Фрагмент текста>
■ ■ ■ ■ ■ ■ ■

ИА REGNUM: То есть это наша система образования, мы пытаемся ее менять, но мы ее не знаем?

Не знаем. О чем говорят многочисленные исследования по образовательной политике? Они говорят, что вы не можете сменить одну систему на другую слишком быстро. Иначе развитие может остановиться или сильно замедлиться или можно получить вообще непонятные результаты. Реформы должны быть адаптивными. То есть вы изучаете, что у нас есть, смотрите на слабые и сильные стороны, оцениваете, какие ресурсы есть, а каких нет и т.д. И только после этого меняете какие-то отдельные части системы.

«Не получилось с одним языком — попробуем на трех»

ИА REGNUM: У нас есть план, и его надо реализовывать. Есть госпрограмма, и есть сроки. И уже года через три в школах будет происходить совсем не то же, что сейчас. Например, преподавание предметов на английском языке. Как это будет?

Отвечу поэтапно. Что такое вообще реформа? Любая реформа должна иметь основные элементы: видение, существующие в системе практики, ресурсы, стимулы и какой-то план действий. У нас с вами есть план действий, но у нас нет всего остального, к сожалению. Мне так видится.

То же видение. Зачем мы проводим реформу и делаем наше образование многоязычным? Не совсем понятна цель.

ИА REGNUM: Говорится, что для повышения конкурентоспособности, чтобы быть гражданами мира и не оставаться на обочине мирового развития.

Есть такие заявления. Но в документах целеполагание все же не совсем четкое. Почему мы внедряем более чем один язык? Существуют разновидности целей, что описано в литературе. Вы хотите ввести преподавание предметов на разных языках, потому что видите это как самый простой способ обучить языкам. К сожалению, многочисленные исследования показывают, что это не так.

Пример арабских стран. Во многих из них в университетах образование также дается на английском языке. Что сделали исследователи? Они взяли студентов-первокурсников, которые поступили в университет, и посмотрели их результаты по математике и наукам. Они поступили с хорошими баллами, и оказалось, что результаты тех, кто учился на английском как на неродном языке, у них значительно ниже была академическая успеваемость по предметам, чем у тех, для кого английский это родной язык. То есть даже если вы приходите к этому концептуально подготовленными, обучение на втором или иностранном языке тормозит академическое развитие. Такие исследования есть.

■ ■ ■ ■ ■ ■ ■

Сохранённые данные>
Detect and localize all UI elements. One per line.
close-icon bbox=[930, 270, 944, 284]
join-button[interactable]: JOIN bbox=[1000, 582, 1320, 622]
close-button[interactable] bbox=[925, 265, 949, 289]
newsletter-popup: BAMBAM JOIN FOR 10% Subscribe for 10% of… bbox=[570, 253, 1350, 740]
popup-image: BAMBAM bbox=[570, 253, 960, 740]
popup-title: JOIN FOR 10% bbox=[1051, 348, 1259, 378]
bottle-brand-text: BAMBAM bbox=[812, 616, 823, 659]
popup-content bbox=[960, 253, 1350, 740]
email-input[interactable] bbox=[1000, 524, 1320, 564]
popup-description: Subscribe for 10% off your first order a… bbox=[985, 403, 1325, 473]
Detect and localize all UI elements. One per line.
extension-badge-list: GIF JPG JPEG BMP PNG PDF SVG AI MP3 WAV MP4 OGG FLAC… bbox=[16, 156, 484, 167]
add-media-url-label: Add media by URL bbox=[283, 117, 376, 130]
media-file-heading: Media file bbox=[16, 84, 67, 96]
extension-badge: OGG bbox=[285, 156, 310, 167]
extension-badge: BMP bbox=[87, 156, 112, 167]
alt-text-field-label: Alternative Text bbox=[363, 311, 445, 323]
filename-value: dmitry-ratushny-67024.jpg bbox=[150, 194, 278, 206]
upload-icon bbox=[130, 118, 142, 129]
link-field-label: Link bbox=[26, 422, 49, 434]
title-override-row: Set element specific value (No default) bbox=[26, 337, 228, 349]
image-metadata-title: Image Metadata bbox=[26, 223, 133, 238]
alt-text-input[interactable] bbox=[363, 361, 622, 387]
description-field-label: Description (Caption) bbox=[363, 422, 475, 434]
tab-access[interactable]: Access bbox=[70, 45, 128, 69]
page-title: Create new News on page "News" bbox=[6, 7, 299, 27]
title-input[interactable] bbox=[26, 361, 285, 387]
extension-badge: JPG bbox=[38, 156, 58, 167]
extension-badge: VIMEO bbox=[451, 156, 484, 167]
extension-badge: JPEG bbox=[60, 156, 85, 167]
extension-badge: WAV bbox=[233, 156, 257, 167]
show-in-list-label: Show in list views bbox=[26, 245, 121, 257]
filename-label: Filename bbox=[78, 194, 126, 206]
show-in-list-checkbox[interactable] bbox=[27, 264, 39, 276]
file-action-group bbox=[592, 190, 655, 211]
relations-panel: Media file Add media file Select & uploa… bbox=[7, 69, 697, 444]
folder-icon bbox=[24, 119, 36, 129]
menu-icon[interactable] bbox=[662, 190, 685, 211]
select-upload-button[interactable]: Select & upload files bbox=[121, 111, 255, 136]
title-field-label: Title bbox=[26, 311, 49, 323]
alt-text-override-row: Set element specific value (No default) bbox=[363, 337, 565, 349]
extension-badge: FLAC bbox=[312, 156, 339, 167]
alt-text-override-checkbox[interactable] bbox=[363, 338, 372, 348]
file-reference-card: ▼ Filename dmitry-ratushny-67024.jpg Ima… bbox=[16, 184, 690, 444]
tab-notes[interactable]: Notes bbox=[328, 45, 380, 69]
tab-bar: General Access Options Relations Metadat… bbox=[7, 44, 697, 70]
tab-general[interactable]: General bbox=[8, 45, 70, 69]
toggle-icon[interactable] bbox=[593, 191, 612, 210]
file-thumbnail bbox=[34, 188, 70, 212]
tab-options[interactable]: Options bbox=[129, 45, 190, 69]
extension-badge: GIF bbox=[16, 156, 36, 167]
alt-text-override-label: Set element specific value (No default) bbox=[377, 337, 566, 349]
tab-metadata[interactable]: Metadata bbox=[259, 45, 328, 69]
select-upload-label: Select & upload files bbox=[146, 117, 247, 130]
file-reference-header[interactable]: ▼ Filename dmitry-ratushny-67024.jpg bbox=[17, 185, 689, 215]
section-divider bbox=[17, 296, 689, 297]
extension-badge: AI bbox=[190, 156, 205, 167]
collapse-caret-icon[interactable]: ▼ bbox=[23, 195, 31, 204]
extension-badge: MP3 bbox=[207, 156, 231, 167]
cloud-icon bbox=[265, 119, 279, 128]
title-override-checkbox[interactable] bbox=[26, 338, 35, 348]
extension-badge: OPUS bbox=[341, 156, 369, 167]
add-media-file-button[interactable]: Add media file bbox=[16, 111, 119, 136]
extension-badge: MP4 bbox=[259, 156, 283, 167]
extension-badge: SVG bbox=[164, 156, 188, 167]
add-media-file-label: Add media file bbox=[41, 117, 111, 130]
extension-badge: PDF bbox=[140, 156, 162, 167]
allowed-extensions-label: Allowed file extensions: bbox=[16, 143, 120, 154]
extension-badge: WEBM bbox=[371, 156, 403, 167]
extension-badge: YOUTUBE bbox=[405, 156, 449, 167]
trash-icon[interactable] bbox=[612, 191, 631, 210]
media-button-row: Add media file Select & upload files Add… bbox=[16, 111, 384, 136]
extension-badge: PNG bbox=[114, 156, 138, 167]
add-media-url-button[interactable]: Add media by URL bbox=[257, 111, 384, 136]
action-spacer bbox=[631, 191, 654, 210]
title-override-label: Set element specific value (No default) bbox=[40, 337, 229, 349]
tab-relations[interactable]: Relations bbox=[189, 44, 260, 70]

■ ■ ■ ■ ■ ■ ■

Задание> Перечислите все основные элементы, которые, согласно тексту о реформе образования, должна иметь любая реформа.

Ответ на задание> видение, существующие в системе практики, ресурсы, стимулы, план действий